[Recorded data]
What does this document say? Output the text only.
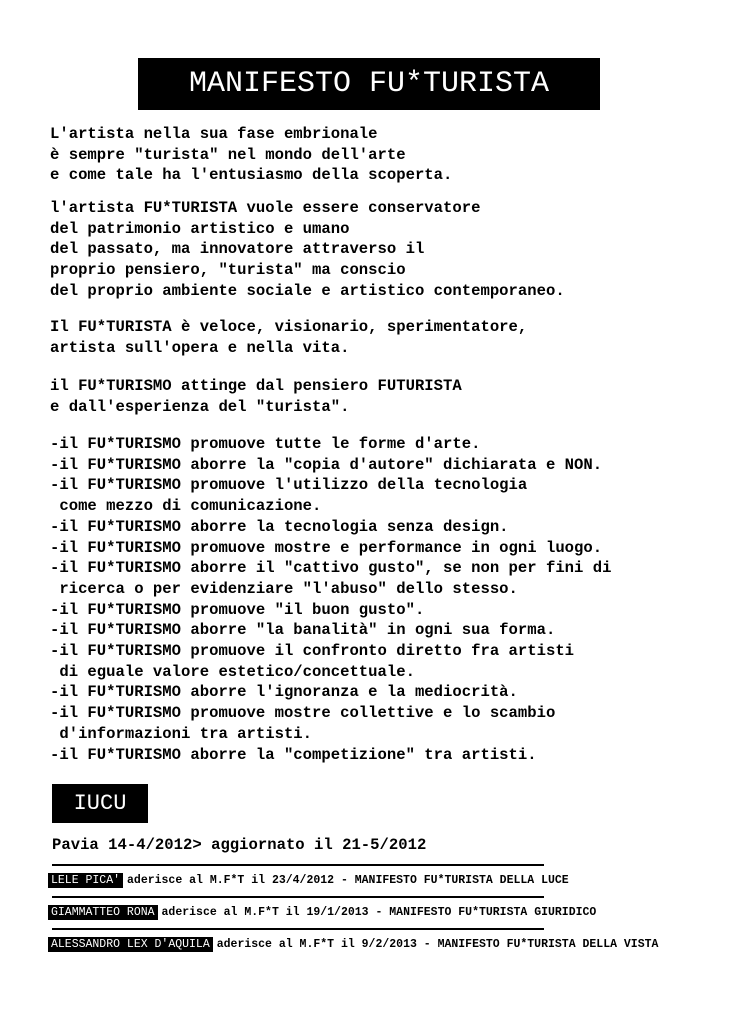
MANIFESTO FU*TURISTA

L'artista nella sua fase embrionale
è sempre "turista" nel mondo dell'arte
e come tale ha l'entusiasmo della scoperta.

l'artista FU*TURISTA vuole essere conservatore
del patrimonio artistico e umano
del passato, ma innovatore attraverso il
proprio pensiero, "turista" ma conscio
del proprio ambiente sociale e artistico contemporaneo.

Il FU*TURISTA è veloce, visionario, sperimentatore,
artista sull'opera e nella vita.

il FU*TURISMO attinge dal pensiero FUTURISTA
e dall'esperienza del "turista".

-il FU*TURISMO promuove tutte le forme d'arte.
-il FU*TURISMO aborre la "copia d'autore" dichiarata e NON.
-il FU*TURISMO promuove l'utilizzo della tecnologia
come mezzo di comunicazione.
-il FU*TURISMO aborre la tecnologia senza design.
-il FU*TURISMO promuove mostre e performance in ogni luogo.
-il FU*TURISMO aborre il "cattivo gusto", se non per fini di
ricerca o per evidenziare "l'abuso" dello stesso.
-il FU*TURISMO promuove "il buon gusto".
-il FU*TURISMO aborre "la banalità" in ogni sua forma.
-il FU*TURISMO promuove il confronto diretto fra artisti
di eguale valore estetico/concettuale.
-il FU*TURISMO aborre l'ignoranza e la mediocrità.
-il FU*TURISMO promuove mostre collettive e lo scambio
d'informazioni tra artisti.
-il FU*TURISMO aborre la "competizione" tra artisti.
IUCU
Pavia 14-4/2012> aggiornato il 21-5/2012
LELE PICA' aderisce al M.F*T il 23/4/2012 - MANIFESTO FU*TURISTA DELLA LUCE
GIAMMATTEO RONA aderisce al M.F*T il 19/1/2013 - MANIFESTO FU*TURISTA GIURIDICO
ALESSANDRO LEX D'AQUILA aderisce al M.F*T il 9/2/2013 - MANIFESTO FU*TURISTA DELLA VISTA
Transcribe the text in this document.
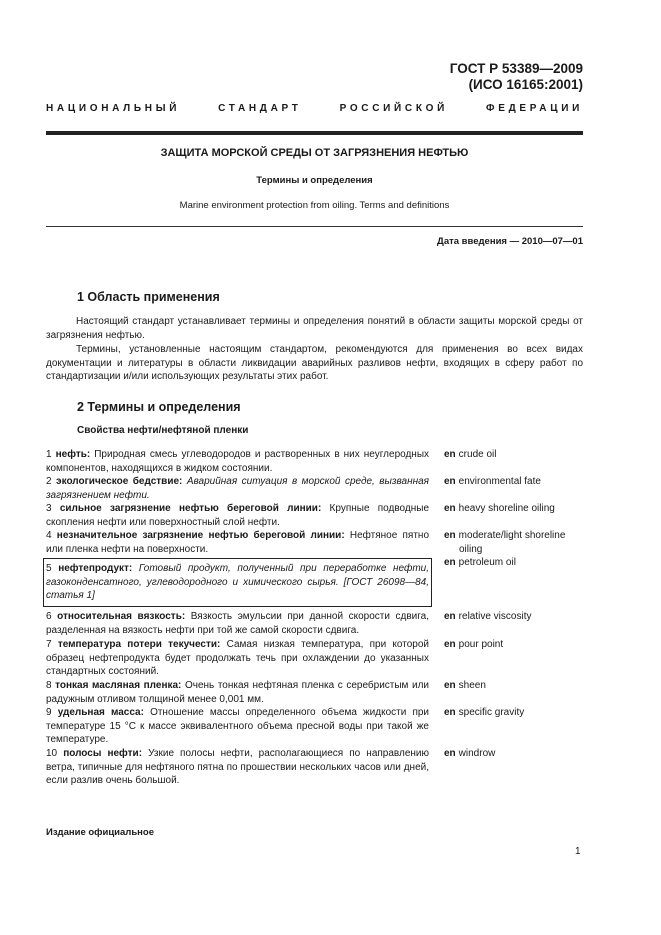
ГОСТ Р 53389—2009
(ИСО 16165:2001)
НАЦИОНАЛЬНЫЙ СТАНДАРТ РОССИЙСКОЙ ФЕДЕРАЦИИ
ЗАЩИТА МОРСКОЙ СРЕДЫ ОТ ЗАГРЯЗНЕНИЯ НЕФТЬЮ
Термины и определения
Marine environment protection from oiling. Terms and definitions
Дата введения — 2010—07—01
1 Область применения
Настоящий стандарт устанавливает термины и определения понятий в области защиты морской среды от загрязнения нефтью.
Термины, установленные настоящим стандартом, рекомендуются для применения во всех видах документации и литературы в области ликвидации аварийных разливов нефти, входящих в сферу работ по стандартизации и/или использующих результаты этих работ.
2 Термины и определения
Свойства нефти/нефтяной пленки
1 нефть: Природная смесь углеводородов и растворенных в них неуглеродных компонентов, находящихся в жидком состоянии.
en crude oil
2 экологическое бедствие: Аварийная ситуация в морской среде, вызванная загрязнением нефти.
en environmental fate
3 сильное загрязнение нефтью береговой линии: Крупные подводные скопления нефти или поверхностный слой нефти.
en heavy shoreline oiling
4 незначительное загрязнение нефтью береговой линии: Нефтяное пятно или пленка нефти на поверхности.
en moderate/light shoreline
oiling
5 нефтепродукт: Готовый продукт, полученный при переработке нефти, газоконденсатного, углеводородного и химического сырья. [ГОСТ 26098—84, статья 1]
en petroleum oil
6 относительная вязкость: Вязкость эмульсии при данной скорости сдвига, разделенная на вязкость нефти при той же самой скорости сдвига.
en relative viscosity
7 температура потери текучести: Самая низкая температура, при которой образец нефтепродукта будет продолжать течь при охлаждении до указанных стандартных состояний.
en pour point
8 тонкая масляная пленка: Очень тонкая нефтяная пленка с серебристым или радужным отливом толщиной менее 0,001 мм.
en sheen
9 удельная масса: Отношение массы определенного объема жидкости при температуре 15 °C к массе эквивалентного объема пресной воды при такой же температуре.
en specific gravity
10 полосы нефти: Узкие полосы нефти, располагающиеся по направлению ветра, типичные для нефтяного пятна по прошествии нескольких часов или дней, если разлив очень большой.
en windrow
Издание официальное
1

* _TASK_: All of the entries above should be copied exactly, except for the pictures.

* _OUTPUT_:
What does this document say? Output the text only.
MANIFESTO FU*TURISTA

L'artista nella sua fase embrionale
è sempre "turista" nel mondo dell'arte
e come tale ha l'entusiasmo della scoperta.

l'artista FU*TURISTA vuole essere conservatore
del patrimonio artistico e umano
del passato, ma innovatore attraverso il
proprio pensiero, "turista" ma conscio
del proprio ambiente sociale e artistico contemporaneo.

Il FU*TURISTA è veloce, visionario, sperimentatore,
artista sull'opera e nella vita.

il FU*TURISMO attinge dal pensiero FUTURISTA
e dall'esperienza del "turista".

-il FU*TURISMO promuove tutte le forme d'arte.
-il FU*TURISMO aborre la "copia d'autore" dichiarata e NON.
-il FU*TURISMO promuove l'utilizzo della tecnologia
come mezzo di comunicazione.
-il FU*TURISMO aborre la tecnologia senza design.
-il FU*TURISMO promuove mostre e performance in ogni luogo.
-il FU*TURISMO aborre il "cattivo gusto", se non per fini di
ricerca o per evidenziare "l'abuso" dello stesso.
-il FU*TURISMO promuove "il buon gusto".
-il FU*TURISMO aborre "la banalità" in ogni sua forma.
-il FU*TURISMO promuove il confronto diretto fra artisti
di eguale valore estetico/concettuale.
-il FU*TURISMO aborre l'ignoranza e la mediocrità.
-il FU*TURISMO promuove mostre collettive e lo scambio
d'informazioni tra artisti.
-il FU*TURISMO aborre la "competizione" tra artisti.
IUCU
Pavia 14-4/2012> aggiornato il 21-5/2012
LELE PICA' aderisce al M.F*T il 23/4/2012 - MANIFESTO FU*TURISTA DELLA LUCE
GIAMMATTEO RONA aderisce al M.F*T il 19/1/2013 - MANIFESTO FU*TURISTA GIURIDICO
ALESSANDRO LEX D'AQUILA aderisce al M.F*T il 9/2/2013 - MANIFESTO FU*TURISTA DELLA VISTA
Transcribe the text in this document.
ГОСТ Р 53389—2009
(ИСО 16165:2001)
НАЦИОНАЛЬНЫЙ СТАНДАРТ РОССИЙСКОЙ ФЕДЕРАЦИИ
ЗАЩИТА МОРСКОЙ СРЕДЫ ОТ ЗАГРЯЗНЕНИЯ НЕФТЬЮ
Термины и определения
Marine environment protection from oiling. Terms and definitions
Дата введения — 2010—07—01
1 Область применения
Настоящий стандарт устанавливает термины и определения понятий в области защиты морской среды от загрязнения нефтью.
Термины, установленные настоящим стандартом, рекомендуются для применения во всех видах документации и литературы в области ликвидации аварийных разливов нефти, входящих в сферу работ по стандартизации и/или использующих результаты этих работ.
2 Термины и определения
Свойства нефти/нефтяной пленки
1 нефть: Природная смесь углеводородов и растворенных в них неуглеродных компонентов, находящихся в жидком состоянии.
en crude oil
2 экологическое бедствие: Аварийная ситуация в морской среде, вызванная загрязнением нефти.
en environmental fate
3 сильное загрязнение нефтью береговой линии: Крупные подводные скопления нефти или поверхностный слой нефти.
en heavy shoreline oiling
4 незначительное загрязнение нефтью береговой линии: Нефтяное пятно или пленка нефти на поверхности.
en moderate/light shoreline
oiling
5 нефтепродукт: Готовый продукт, полученный при переработке нефти, газоконденсатного, углеводородного и химического сырья. [ГОСТ 26098—84, статья 1]
en petroleum oil
6 относительная вязкость: Вязкость эмульсии при данной скорости сдвига, разделенная на вязкость нефти при той же самой скорости сдвига.
en relative viscosity
7 температура потери текучести: Самая низкая температура, при которой образец нефтепродукта будет продолжать течь при охлаждении до указанных стандартных состояний.
en pour point
8 тонкая масляная пленка: Очень тонкая нефтяная пленка с серебристым или радужным отливом толщиной менее 0,001 мм.
en sheen
9 удельная масса: Отношение массы определенного объема жидкости при температуре 15 °C к массе эквивалентного объема пресной воды при такой же температуре.
en specific gravity
10 полосы нефти: Узкие полосы нефти, располагающиеся по направлению ветра, типичные для нефтяного пятна по прошествии нескольких часов или дней, если разлив очень большой.
en windrow
Издание официальное
1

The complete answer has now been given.